■ SHORT TASK ■
Put the lines below into a Markdown table with two columns, No. and Line, one row per line and numbered in order. Skip any blank lines and leave out the pictures.

■ ENTRIES SHOWN ■
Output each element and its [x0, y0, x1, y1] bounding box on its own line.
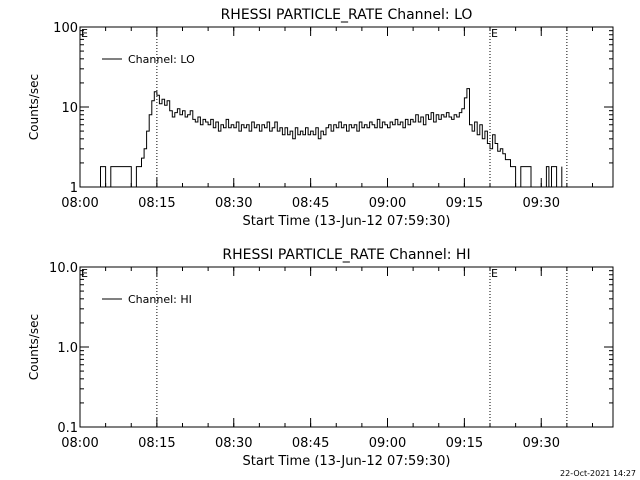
y-tick-label: 10: [61, 101, 78, 116]
x-tick-label: 08:00: [61, 196, 98, 211]
x-tick-label: 08:45: [292, 196, 329, 211]
legend-label: Channel: LO: [128, 53, 195, 66]
y-tick-label: 1: [70, 181, 78, 196]
chart-title: RHESSI PARTICLE_RATE Channel: LO: [221, 7, 473, 23]
event-marker-label: E: [491, 27, 498, 40]
y-tick-label: 1.0: [57, 341, 78, 356]
x-axis-label: Start Time (13-Jun-12 07:59:30): [243, 454, 451, 469]
x-tick-label: 09:00: [369, 436, 406, 451]
x-tick-label: 09:00: [369, 196, 406, 211]
x-tick-label: 09:30: [523, 436, 560, 451]
corner-event-label: E: [81, 267, 88, 280]
y-tick-label: 100: [53, 21, 78, 36]
generated-timestamp: 22-Oct-2021 14:27: [560, 469, 636, 478]
hi-channel-panel: RHESSI PARTICLE_RATE Channel: HI Start Ti…: [27, 247, 614, 469]
series-line: [100, 88, 563, 187]
x-tick-label: 08:00: [61, 436, 98, 451]
x-tick-label: 08:30: [215, 196, 252, 211]
x-tick-label: 08:30: [215, 436, 252, 451]
x-tick-label: 09:15: [446, 436, 483, 451]
x-tick-label: 09:15: [446, 196, 483, 211]
y-tick-label: 0.1: [57, 421, 78, 436]
x-tick-label: 09:30: [523, 196, 560, 211]
x-tick-label: 08:45: [292, 436, 329, 451]
x-tick-label: 08:15: [138, 196, 175, 211]
legend-label: Channel: HI: [128, 293, 192, 306]
x-axis-label: Start Time (13-Jun-12 07:59:30): [243, 214, 451, 229]
x-tick-label: 08:15: [138, 436, 175, 451]
plot-frame: [79, 266, 614, 428]
y-axis-label: Counts/sec: [27, 74, 41, 140]
event-marker-label: E: [491, 267, 498, 280]
corner-event-label: E: [81, 27, 88, 40]
chart-title: RHESSI PARTICLE_RATE Channel: HI: [222, 247, 470, 263]
y-tick-label: 10.0: [49, 261, 78, 276]
y-axis-label: Counts/sec: [27, 314, 41, 380]
plot-frame: [79, 26, 614, 188]
lo-channel-panel: RHESSI PARTICLE_RATE Channel: LO Start Ti…: [27, 7, 614, 229]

■ ANSWER TO THIS EXERCISE ■
| No. | Line |
|---|---|
| 1 | Output each element and its [x0, y0, x1, y1] bounding box on its own line. |
| 2 | y-tick-label: 10: [61, 101, 78, 116] |
| 3 | x-tick-label: 08:00: [61, 196, 98, 211] |
| 4 | x-tick-label: 08:45: [292, 196, 329, 211] |
| 5 | legend-label: Channel: LO: [128, 53, 195, 66] |
| 6 | y-tick-label: 1: [70, 181, 78, 196] |
| 7 | chart-title: RHESSI PARTICLE_RATE Channel: LO: [221, 7, 473, 23] |
| 8 | event-marker-label: E: [491, 27, 498, 40] |
| 9 | y-tick-label: 1.0: [57, 341, 78, 356] |
| 10 | x-axis-label: Start Time (13-Jun-12 07:59:30): [243, 454, 451, 469] |
| 11 | x-tick-label: 09:00: [369, 436, 406, 451] |
| 12 | x-tick-label: 09:00: [369, 196, 406, 211] |
| 13 | x-tick-label: 09:30: [523, 436, 560, 451] |
| 14 | corner-event-label: E: [81, 267, 88, 280] |
| 15 | y-tick-label: 100: [53, 21, 78, 36] |
| 16 | generated-timestamp: 22-Oct-2021 14:27: [560, 469, 636, 478] |
| 17 | hi-channel-panel: RHESSI PARTICLE_RATE Channel: HI Start Ti…: [27, 247, 614, 469] |
| 18 | series-line: [100, 88, 563, 187] |
| 19 | x-tick-label: 08:00: [61, 436, 98, 451] |
| 20 | x-tick-label: 08:30: [215, 196, 252, 211] |
| 21 | x-tick-label: 08:30: [215, 436, 252, 451] |
| 22 | x-tick-label: 09:15: [446, 436, 483, 451] |
| 23 | x-tick-label: 09:15: [446, 196, 483, 211] |
| 24 | y-tick-label: 0.1: [57, 421, 78, 436] |
| 25 | x-tick-label: 09:30: [523, 196, 560, 211] |
| 26 | x-tick-label: 08:45: [292, 436, 329, 451] |
| 27 | x-tick-label: 08:15: [138, 196, 175, 211] |
| 28 | legend-label: Channel: HI: [128, 293, 192, 306] |
| 29 | x-axis-label: Start Time (13-Jun-12 07:59:30): [243, 214, 451, 229] |
| 30 | x-tick-label: 08:15: [138, 436, 175, 451] |
| 31 | plot-frame: [79, 266, 614, 428] |
| 32 | y-axis-label: Counts/sec: [27, 74, 41, 140] |
| 33 | event-marker-label: E: [491, 267, 498, 280] |
| 34 | corner-event-label: E: [81, 27, 88, 40] |
| 35 | chart-title: RHESSI PARTICLE_RATE Channel: HI: [222, 247, 470, 263] |
| 36 | y-tick-label: 10.0: [49, 261, 78, 276] |
| 37 | y-axis-label: Counts/sec: [27, 314, 41, 380] |
| 38 | plot-frame: [79, 26, 614, 188] |
| 39 | lo-channel-panel: RHESSI PARTICLE_RATE Channel: LO Start Ti…: [27, 7, 614, 229] |